=== RECORD EXTRACTS ===

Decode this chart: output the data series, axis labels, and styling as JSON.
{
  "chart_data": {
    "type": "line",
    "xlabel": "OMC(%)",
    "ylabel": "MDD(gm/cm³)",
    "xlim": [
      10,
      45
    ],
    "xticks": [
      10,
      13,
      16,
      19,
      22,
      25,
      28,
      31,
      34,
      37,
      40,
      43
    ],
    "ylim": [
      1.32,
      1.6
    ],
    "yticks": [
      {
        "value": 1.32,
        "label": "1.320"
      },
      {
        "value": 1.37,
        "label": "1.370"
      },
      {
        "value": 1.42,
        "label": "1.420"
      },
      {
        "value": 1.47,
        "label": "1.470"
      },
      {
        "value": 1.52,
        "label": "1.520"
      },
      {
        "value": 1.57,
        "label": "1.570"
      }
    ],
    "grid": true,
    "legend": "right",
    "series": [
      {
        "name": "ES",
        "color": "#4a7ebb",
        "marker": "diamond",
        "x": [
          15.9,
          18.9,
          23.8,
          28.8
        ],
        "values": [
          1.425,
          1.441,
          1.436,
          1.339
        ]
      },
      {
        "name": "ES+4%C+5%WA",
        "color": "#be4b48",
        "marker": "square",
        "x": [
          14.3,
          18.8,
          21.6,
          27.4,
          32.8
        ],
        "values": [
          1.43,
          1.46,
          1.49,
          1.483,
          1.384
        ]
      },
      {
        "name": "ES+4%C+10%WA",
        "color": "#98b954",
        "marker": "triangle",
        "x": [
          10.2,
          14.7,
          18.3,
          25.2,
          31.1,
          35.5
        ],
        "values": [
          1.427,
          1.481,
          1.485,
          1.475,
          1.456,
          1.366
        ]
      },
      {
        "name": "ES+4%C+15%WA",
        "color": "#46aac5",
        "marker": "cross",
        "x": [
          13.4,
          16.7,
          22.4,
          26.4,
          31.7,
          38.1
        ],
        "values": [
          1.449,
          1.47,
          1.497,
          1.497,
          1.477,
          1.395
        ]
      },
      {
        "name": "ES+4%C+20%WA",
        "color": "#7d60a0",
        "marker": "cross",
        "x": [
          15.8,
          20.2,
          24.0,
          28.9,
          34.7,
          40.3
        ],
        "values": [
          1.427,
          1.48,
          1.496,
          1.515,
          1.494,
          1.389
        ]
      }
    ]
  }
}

===

» TO DO
Your task is to transcribe the material exactly.

» WRITTEN ANSWER
Decode this chart: output the data series, axis labels, and styling as JSON.
{
  "chart_data": {
    "type": "line",
    "xlabel": "OMC(%)",
    "ylabel": "MDD(gm/cm³)",
    "xlim": [
      10,
      45
    ],
    "xticks": [
      10,
      13,
      16,
      19,
      22,
      25,
      28,
      31,
      34,
      37,
      40,
      43
    ],
    "ylim": [
      1.32,
      1.6
    ],
    "yticks": [
      {
        "value": 1.32,
        "label": "1.320"
      },
      {
        "value": 1.37,
        "label": "1.370"
      },
      {
        "value": 1.42,
        "label": "1.420"
      },
      {
        "value": 1.47,
        "label": "1.470"
      },
      {
        "value": 1.52,
        "label": "1.520"
      },
      {
        "value": 1.57,
        "label": "1.570"
      }
    ],
    "grid": true,
    "legend": "right",
    "series": [
      {
        "name": "ES",
        "color": "#4a7ebb",
        "marker": "diamond",
        "x": [
          15.9,
          18.9,
          23.8,
          28.8
        ],
        "values": [
          1.425,
          1.441,
          1.436,
          1.339
        ]
      },
      {
        "name": "ES+4%C+5%WA",
        "color": "#be4b48",
        "marker": "square",
        "x": [
          14.3,
          18.8,
          21.6,
          27.4,
          32.8
        ],
        "values": [
          1.43,
          1.46,
          1.49,
          1.483,
          1.384
        ]
      },
      {
        "name": "ES+4%C+10%WA",
        "color": "#98b954",
        "marker": "triangle",
        "x": [
          10.2,
          14.7,
          18.3,
          25.2,
          31.1,
          35.5
        ],
        "values": [
          1.427,
          1.481,
          1.485,
          1.475,
          1.456,
          1.366
        ]
      },
      {
        "name": "ES+4%C+15%WA",
        "color": "#46aac5",
        "marker": "cross",
        "x": [
          13.4,
          16.7,
          22.4,
          26.4,
          31.7,
          38.1
        ],
        "values": [
          1.449,
          1.47,
          1.497,
          1.497,
          1.477,
          1.395
        ]
      },
      {
        "name": "ES+4%C+20%WA",
        "color": "#7d60a0",
        "marker": "cross",
        "x": [
          15.8,
          20.2,
          24.0,
          28.9,
          34.7,
          40.3
        ],
        "values": [
          1.427,
          1.48,
          1.496,
          1.515,
          1.494,
          1.389
        ]
      }
    ]
  }
}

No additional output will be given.